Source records
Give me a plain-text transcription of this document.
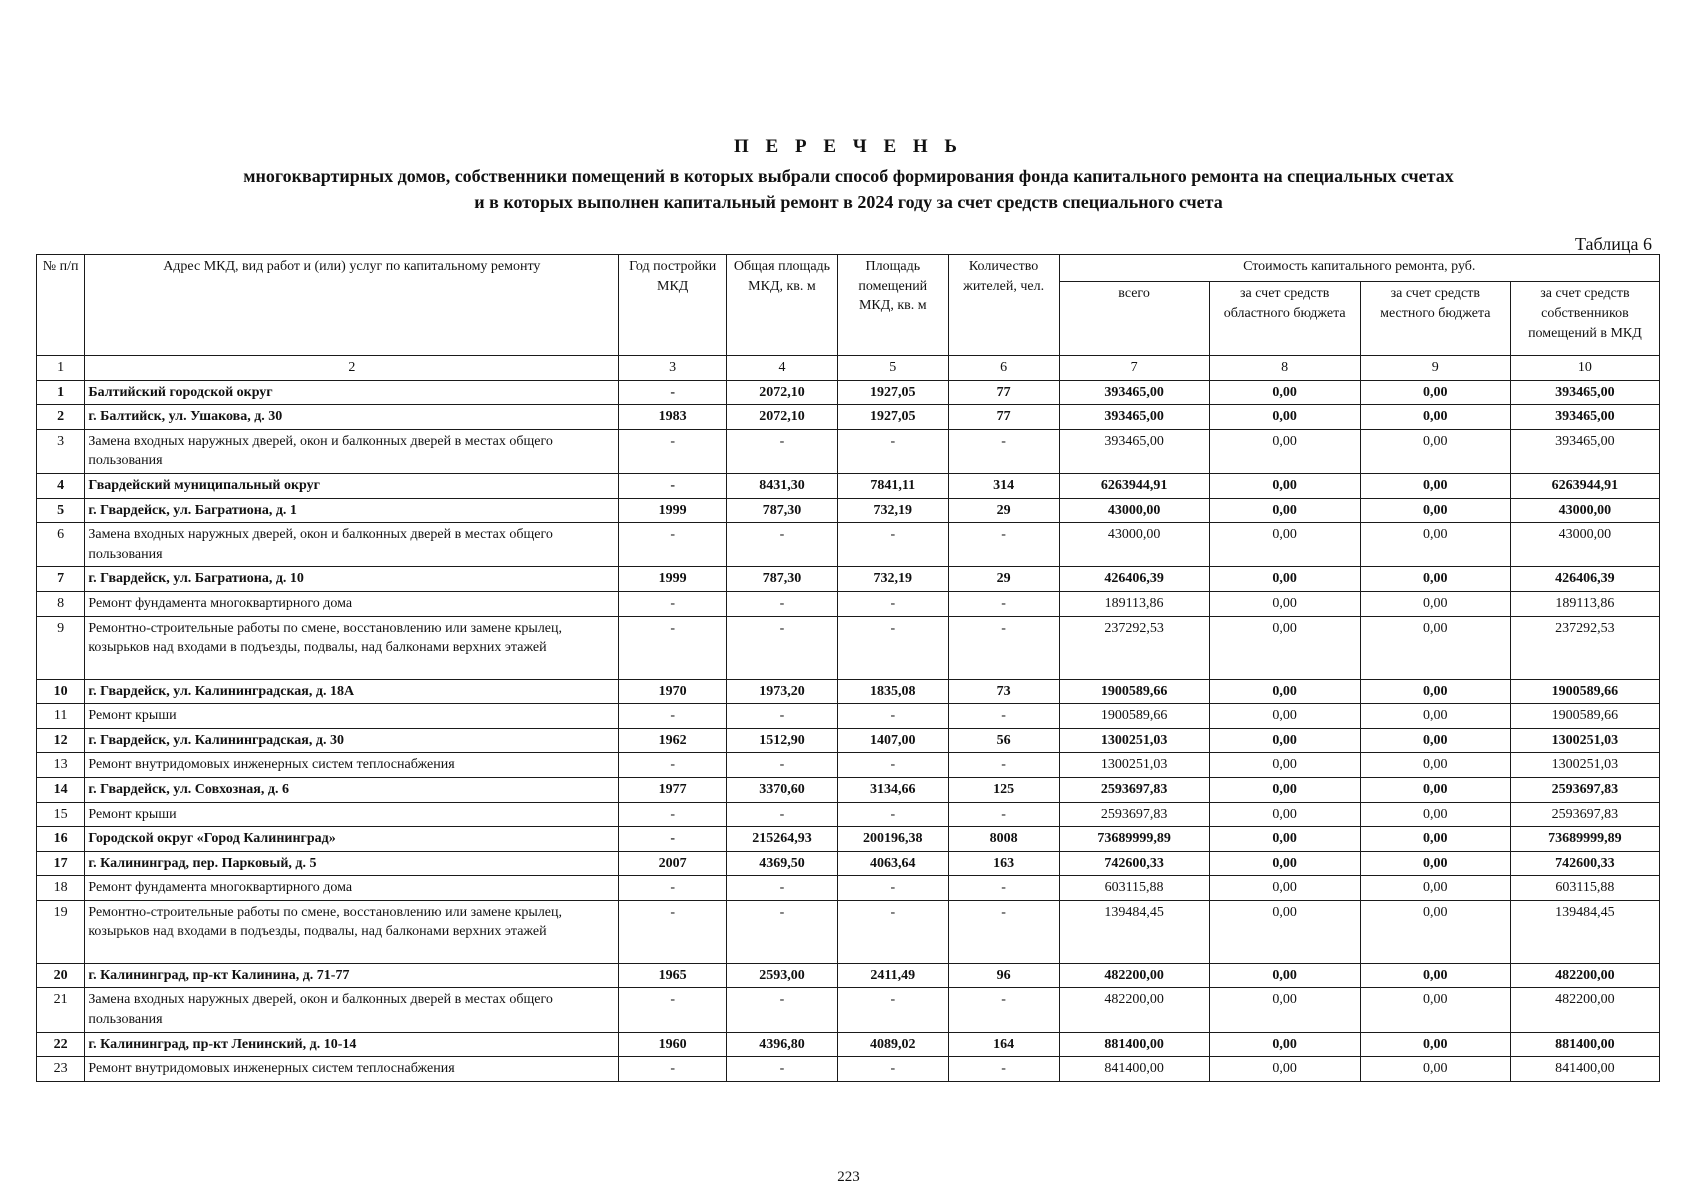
П Е Р Е Ч Е Н Ь
многоквартирных домов, собственники помещений в которых выбрали способ формирования фонда капитального ремонта на специальных счетах
и в которых выполнен капитальный ремонт в 2024 году за счет средств специального счета
Таблица 6
№ п/п	Адрес МКД, вид работ и (или) услуг по капитальному ремонту	Год постройки МКД	Общая площадь МКД, кв. м	Площадь помещений МКД, кв. м	Количество жителей, чел.	Стоимость капитального ремонта, руб.			
						всего	за счет средств областного бюджета	за счет средств местного бюджета	за счет средств собственников помещений в МКД
1	2	3	4	5	6	7	8	9	10
1	Балтийский городской округ	-	2072,10	1927,05	77	393465,00	0,00	0,00	393465,00
2	г. Балтийск, ул. Ушакова, д. 30	1983	2072,10	1927,05	77	393465,00	0,00	0,00	393465,00
3	Замена входных наружных дверей, окон и балконных дверей в местах общего пользования	-	-	-	-	393465,00	0,00	0,00	393465,00
4	Гвардейский муниципальный округ	-	8431,30	7841,11	314	6263944,91	0,00	0,00	6263944,91
5	г. Гвардейск, ул. Багратиона, д. 1	1999	787,30	732,19	29	43000,00	0,00	0,00	43000,00
6	Замена входных наружных дверей, окон и балконных дверей в местах общего пользования	-	-	-	-	43000,00	0,00	0,00	43000,00
7	г. Гвардейск, ул. Багратиона, д. 10	1999	787,30	732,19	29	426406,39	0,00	0,00	426406,39
8	Ремонт фундамента многоквартирного дома	-	-	-	-	189113,86	0,00	0,00	189113,86
9	Ремонтно-строительные работы по смене, восстановлению или замене крылец, козырьков над входами в подъезды, подвалы, над балконами верхних этажей	-	-	-	-	237292,53	0,00	0,00	237292,53
10	г. Гвардейск, ул. Калининградская, д. 18А	1970	1973,20	1835,08	73	1900589,66	0,00	0,00	1900589,66
11	Ремонт крыши	-	-	-	-	1900589,66	0,00	0,00	1900589,66
12	г. Гвардейск, ул. Калининградская, д. 30	1962	1512,90	1407,00	56	1300251,03	0,00	0,00	1300251,03
13	Ремонт внутридомовых инженерных систем теплоснабжения	-	-	-	-	1300251,03	0,00	0,00	1300251,03
14	г. Гвардейск, ул. Совхозная, д. 6	1977	3370,60	3134,66	125	2593697,83	0,00	0,00	2593697,83
15	Ремонт крыши	-	-	-	-	2593697,83	0,00	0,00	2593697,83
16	Городской округ «Город Калининград»	-	215264,93	200196,38	8008	73689999,89	0,00	0,00	73689999,89
17	г. Калининград, пер. Парковый, д. 5	2007	4369,50	4063,64	163	742600,33	0,00	0,00	742600,33
18	Ремонт фундамента многоквартирного дома	-	-	-	-	603115,88	0,00	0,00	603115,88
19	Ремонтно-строительные работы по смене, восстановлению или замене крылец, козырьков над входами в подъезды, подвалы, над балконами верхних этажей	-	-	-	-	139484,45	0,00	0,00	139484,45
20	г. Калининград, пр-кт Калинина, д. 71-77	1965	2593,00	2411,49	96	482200,00	0,00	0,00	482200,00
21	Замена входных наружных дверей, окон и балконных дверей в местах общего пользования	-	-	-	-	482200,00	0,00	0,00	482200,00
22	г. Калининград, пр-кт Ленинский, д. 10-14	1960	4396,80	4089,02	164	881400,00	0,00	0,00	881400,00
23	Ремонт внутридомовых инженерных систем теплоснабжения	-	-	-	-	841400,00	0,00	0,00	841400,00
223
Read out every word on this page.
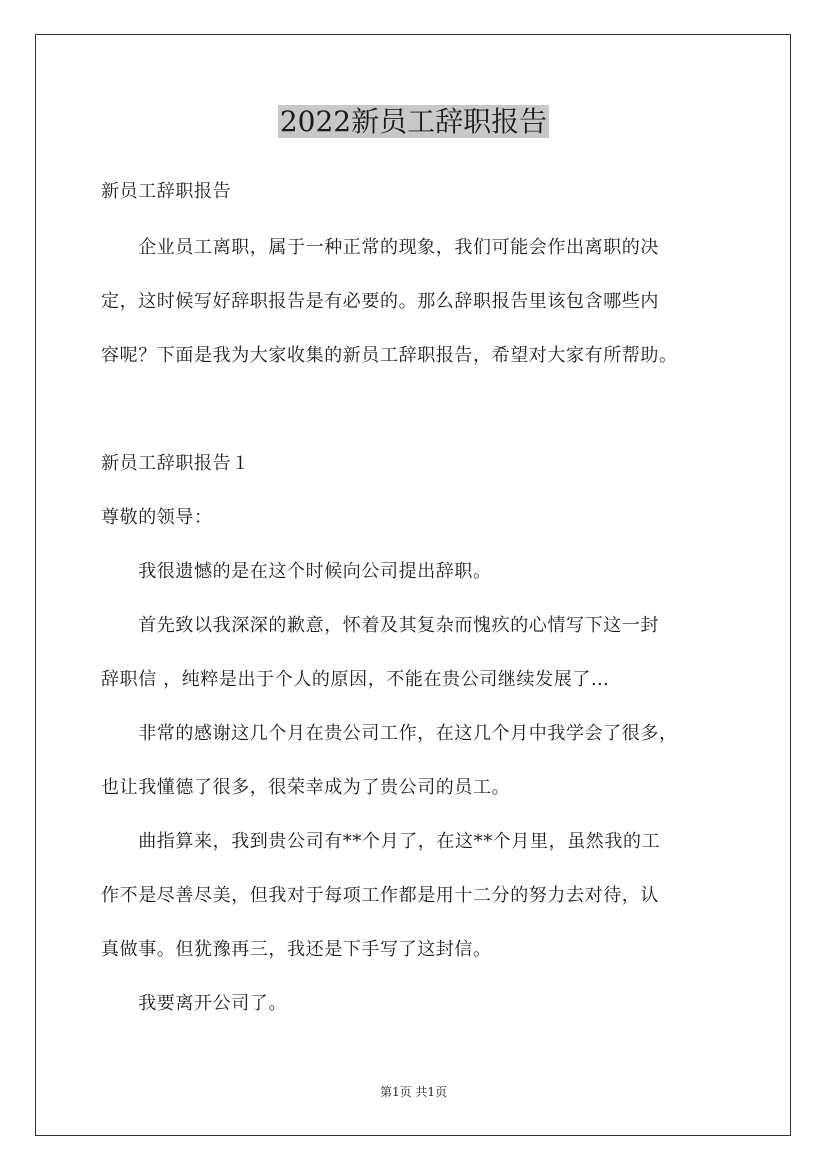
2022新员工辞职报告

新员工辞职报告

　　企业员工离职，属于一种正常的现象，我们可能会作出离职的决

定，这时候写好辞职报告是有必要的。那么辞职报告里该包含哪些内

容呢？下面是我为大家收集的新员工辞职报告，希望对大家有所帮助。

新员工辞职报告１

尊敬的领导：

　　我很遗憾的是在这个时候向公司提出辞职。

　　首先致以我深深的歉意，怀着及其复杂而愧疚的心情写下这一封

辞职信 ，纯粹是出于个人的原因，不能在贵公司继续发展了…

　　非常的感谢这几个月在贵公司工作，在这几个月中我学会了很多，

也让我懂德了很多，很荣幸成为了贵公司的员工。

　　曲指算来，我到贵公司有**个月了，在这**个月里，虽然我的工

作不是尽善尽美，但我对于每项工作都是用十二分的努力去对待，认

真做事。但犹豫再三，我还是下手写了这封信。

　　我要离开公司了。

第1页 共1页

Goal
Take the line containing "Read out every word on this page." as the first line and the last line of the data above as the final one, and output exactly the lines between them, inclusive, with no pictures.

Right answer
Read out every word on this page.
2022新员工辞职报告

新员工辞职报告

　　企业员工离职，属于一种正常的现象，我们可能会作出离职的决

定，这时候写好辞职报告是有必要的。那么辞职报告里该包含哪些内

容呢？下面是我为大家收集的新员工辞职报告，希望对大家有所帮助。

新员工辞职报告１

尊敬的领导：

　　我很遗憾的是在这个时候向公司提出辞职。

　　首先致以我深深的歉意，怀着及其复杂而愧疚的心情写下这一封

辞职信 ，纯粹是出于个人的原因，不能在贵公司继续发展了…

　　非常的感谢这几个月在贵公司工作，在这几个月中我学会了很多，

也让我懂德了很多，很荣幸成为了贵公司的员工。

　　曲指算来，我到贵公司有**个月了，在这**个月里，虽然我的工

作不是尽善尽美，但我对于每项工作都是用十二分的努力去对待，认

真做事。但犹豫再三，我还是下手写了这封信。

　　我要离开公司了。

第1页 共1页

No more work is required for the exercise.